**GIVEN DATA**

-*-*-

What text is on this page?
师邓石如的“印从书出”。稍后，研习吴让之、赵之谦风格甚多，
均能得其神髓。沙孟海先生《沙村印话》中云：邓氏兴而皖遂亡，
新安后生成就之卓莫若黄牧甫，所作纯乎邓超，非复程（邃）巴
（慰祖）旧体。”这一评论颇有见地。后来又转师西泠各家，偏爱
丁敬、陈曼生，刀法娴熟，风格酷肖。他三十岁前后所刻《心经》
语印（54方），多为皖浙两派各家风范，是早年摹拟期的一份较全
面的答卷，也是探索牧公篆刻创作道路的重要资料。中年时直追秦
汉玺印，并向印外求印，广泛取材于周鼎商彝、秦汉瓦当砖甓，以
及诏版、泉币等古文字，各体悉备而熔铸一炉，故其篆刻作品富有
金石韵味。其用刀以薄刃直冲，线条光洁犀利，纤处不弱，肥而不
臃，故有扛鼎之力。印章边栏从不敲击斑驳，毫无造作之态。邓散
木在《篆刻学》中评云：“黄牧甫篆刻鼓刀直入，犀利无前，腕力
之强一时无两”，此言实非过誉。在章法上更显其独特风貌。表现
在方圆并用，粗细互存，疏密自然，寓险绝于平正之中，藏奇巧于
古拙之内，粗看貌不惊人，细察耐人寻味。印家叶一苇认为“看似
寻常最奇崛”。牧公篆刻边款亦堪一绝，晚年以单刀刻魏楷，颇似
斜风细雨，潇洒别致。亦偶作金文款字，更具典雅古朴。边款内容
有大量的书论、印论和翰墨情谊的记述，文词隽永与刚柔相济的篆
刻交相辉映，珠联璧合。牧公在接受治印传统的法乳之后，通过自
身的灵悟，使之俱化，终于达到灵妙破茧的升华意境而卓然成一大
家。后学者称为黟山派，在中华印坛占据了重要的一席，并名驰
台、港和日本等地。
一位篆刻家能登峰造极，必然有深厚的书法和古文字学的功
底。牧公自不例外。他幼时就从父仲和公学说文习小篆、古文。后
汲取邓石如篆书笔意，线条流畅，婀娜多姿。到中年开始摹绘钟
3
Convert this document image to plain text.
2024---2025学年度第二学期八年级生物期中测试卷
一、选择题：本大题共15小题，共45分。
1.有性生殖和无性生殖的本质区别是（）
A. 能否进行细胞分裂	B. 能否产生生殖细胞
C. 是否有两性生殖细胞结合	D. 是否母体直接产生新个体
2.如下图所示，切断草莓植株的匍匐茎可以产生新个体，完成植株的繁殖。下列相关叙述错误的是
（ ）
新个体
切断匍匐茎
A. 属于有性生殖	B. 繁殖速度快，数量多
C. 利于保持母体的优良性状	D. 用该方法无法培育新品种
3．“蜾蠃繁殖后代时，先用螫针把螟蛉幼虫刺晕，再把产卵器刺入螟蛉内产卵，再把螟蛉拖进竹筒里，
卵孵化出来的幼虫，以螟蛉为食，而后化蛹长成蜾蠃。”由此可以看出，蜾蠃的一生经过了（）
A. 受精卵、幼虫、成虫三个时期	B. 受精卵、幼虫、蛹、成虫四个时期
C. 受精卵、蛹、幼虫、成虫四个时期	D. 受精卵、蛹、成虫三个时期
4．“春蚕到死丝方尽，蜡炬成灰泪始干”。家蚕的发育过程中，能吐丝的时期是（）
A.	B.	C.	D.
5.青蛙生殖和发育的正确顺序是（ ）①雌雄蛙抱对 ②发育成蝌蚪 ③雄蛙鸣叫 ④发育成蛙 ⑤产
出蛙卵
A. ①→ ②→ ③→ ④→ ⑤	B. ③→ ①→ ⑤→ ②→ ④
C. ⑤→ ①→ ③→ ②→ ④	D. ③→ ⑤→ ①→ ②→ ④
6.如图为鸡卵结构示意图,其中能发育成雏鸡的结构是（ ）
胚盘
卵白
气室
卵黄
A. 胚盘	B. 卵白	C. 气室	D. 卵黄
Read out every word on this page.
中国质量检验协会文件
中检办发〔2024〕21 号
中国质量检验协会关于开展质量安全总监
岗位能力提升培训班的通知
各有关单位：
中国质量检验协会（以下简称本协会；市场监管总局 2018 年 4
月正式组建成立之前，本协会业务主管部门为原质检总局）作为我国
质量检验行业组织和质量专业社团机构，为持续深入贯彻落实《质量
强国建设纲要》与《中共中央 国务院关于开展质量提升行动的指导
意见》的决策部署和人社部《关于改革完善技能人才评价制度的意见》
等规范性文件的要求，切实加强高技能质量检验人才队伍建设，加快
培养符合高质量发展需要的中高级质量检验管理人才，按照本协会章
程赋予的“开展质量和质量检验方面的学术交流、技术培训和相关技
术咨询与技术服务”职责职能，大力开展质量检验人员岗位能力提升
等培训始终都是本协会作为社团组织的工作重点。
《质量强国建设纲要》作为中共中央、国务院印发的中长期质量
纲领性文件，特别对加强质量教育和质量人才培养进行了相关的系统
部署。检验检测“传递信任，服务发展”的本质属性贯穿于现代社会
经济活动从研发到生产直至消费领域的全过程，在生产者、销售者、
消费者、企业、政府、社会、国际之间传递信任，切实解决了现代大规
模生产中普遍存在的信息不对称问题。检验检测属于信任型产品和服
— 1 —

-*-*-

**EXERCISE TASK**
Print the listing above in full, exactly as it is.

**REPLY TO THE TASK**
What text is on this page?
师邓石如的“印从书出”。稍后，研习吴让之、赵之谦风格甚多，
均能得其神髓。沙孟海先生《沙村印话》中云：邓氏兴而皖遂亡，
新安后生成就之卓莫若黄牧甫，所作纯乎邓超，非复程（邃）巴
（慰祖）旧体。”这一评论颇有见地。后来又转师西泠各家，偏爱
丁敬、陈曼生，刀法娴熟，风格酷肖。他三十岁前后所刻《心经》
语印（54方），多为皖浙两派各家风范，是早年摹拟期的一份较全
面的答卷，也是探索牧公篆刻创作道路的重要资料。中年时直追秦
汉玺印，并向印外求印，广泛取材于周鼎商彝、秦汉瓦当砖甓，以
及诏版、泉币等古文字，各体悉备而熔铸一炉，故其篆刻作品富有
金石韵味。其用刀以薄刃直冲，线条光洁犀利，纤处不弱，肥而不
臃，故有扛鼎之力。印章边栏从不敲击斑驳，毫无造作之态。邓散
木在《篆刻学》中评云：“黄牧甫篆刻鼓刀直入，犀利无前，腕力
之强一时无两”，此言实非过誉。在章法上更显其独特风貌。表现
在方圆并用，粗细互存，疏密自然，寓险绝于平正之中，藏奇巧于
古拙之内，粗看貌不惊人，细察耐人寻味。印家叶一苇认为“看似
寻常最奇崛”。牧公篆刻边款亦堪一绝，晚年以单刀刻魏楷，颇似
斜风细雨，潇洒别致。亦偶作金文款字，更具典雅古朴。边款内容
有大量的书论、印论和翰墨情谊的记述，文词隽永与刚柔相济的篆
刻交相辉映，珠联璧合。牧公在接受治印传统的法乳之后，通过自
身的灵悟，使之俱化，终于达到灵妙破茧的升华意境而卓然成一大
家。后学者称为黟山派，在中华印坛占据了重要的一席，并名驰
台、港和日本等地。
一位篆刻家能登峰造极，必然有深厚的书法和古文字学的功
底。牧公自不例外。他幼时就从父仲和公学说文习小篆、古文。后
汲取邓石如篆书笔意，线条流畅，婀娜多姿。到中年开始摹绘钟
3
Convert this document image to plain text.
2024---2025学年度第二学期八年级生物期中测试卷
一、选择题：本大题共15小题，共45分。
1.有性生殖和无性生殖的本质区别是（）
A. 能否进行细胞分裂	B. 能否产生生殖细胞
C. 是否有两性生殖细胞结合	D. 是否母体直接产生新个体
2.如下图所示，切断草莓植株的匍匐茎可以产生新个体，完成植株的繁殖。下列相关叙述错误的是
（ ）
新个体
切断匍匐茎
A. 属于有性生殖	B. 繁殖速度快，数量多
C. 利于保持母体的优良性状	D. 用该方法无法培育新品种
3．“蜾蠃繁殖后代时，先用螫针把螟蛉幼虫刺晕，再把产卵器刺入螟蛉内产卵，再把螟蛉拖进竹筒里，
卵孵化出来的幼虫，以螟蛉为食，而后化蛹长成蜾蠃。”由此可以看出，蜾蠃的一生经过了（）
A. 受精卵、幼虫、成虫三个时期	B. 受精卵、幼虫、蛹、成虫四个时期
C. 受精卵、蛹、幼虫、成虫四个时期	D. 受精卵、蛹、成虫三个时期
4．“春蚕到死丝方尽，蜡炬成灰泪始干”。家蚕的发育过程中，能吐丝的时期是（）
A.	B.	C.	D.
5.青蛙生殖和发育的正确顺序是（ ）①雌雄蛙抱对 ②发育成蝌蚪 ③雄蛙鸣叫 ④发育成蛙 ⑤产
出蛙卵
A. ①→ ②→ ③→ ④→ ⑤	B. ③→ ①→ ⑤→ ②→ ④
C. ⑤→ ①→ ③→ ②→ ④	D. ③→ ⑤→ ①→ ②→ ④
6.如图为鸡卵结构示意图,其中能发育成雏鸡的结构是（ ）
胚盘
卵白
气室
卵黄
A. 胚盘	B. 卵白	C. 气室	D. 卵黄
Read out every word on this page.
中国质量检验协会文件
中检办发〔2024〕21 号
中国质量检验协会关于开展质量安全总监
岗位能力提升培训班的通知
各有关单位：
中国质量检验协会（以下简称本协会；市场监管总局 2018 年 4
月正式组建成立之前，本协会业务主管部门为原质检总局）作为我国
质量检验行业组织和质量专业社团机构，为持续深入贯彻落实《质量
强国建设纲要》与《中共中央 国务院关于开展质量提升行动的指导
意见》的决策部署和人社部《关于改革完善技能人才评价制度的意见》
等规范性文件的要求，切实加强高技能质量检验人才队伍建设，加快
培养符合高质量发展需要的中高级质量检验管理人才，按照本协会章
程赋予的“开展质量和质量检验方面的学术交流、技术培训和相关技
术咨询与技术服务”职责职能，大力开展质量检验人员岗位能力提升
等培训始终都是本协会作为社团组织的工作重点。
《质量强国建设纲要》作为中共中央、国务院印发的中长期质量
纲领性文件，特别对加强质量教育和质量人才培养进行了相关的系统
部署。检验检测“传递信任，服务发展”的本质属性贯穿于现代社会
经济活动从研发到生产直至消费领域的全过程，在生产者、销售者、
消费者、企业、政府、社会、国际之间传递信任，切实解决了现代大规
模生产中普遍存在的信息不对称问题。检验检测属于信任型产品和服
— 1 —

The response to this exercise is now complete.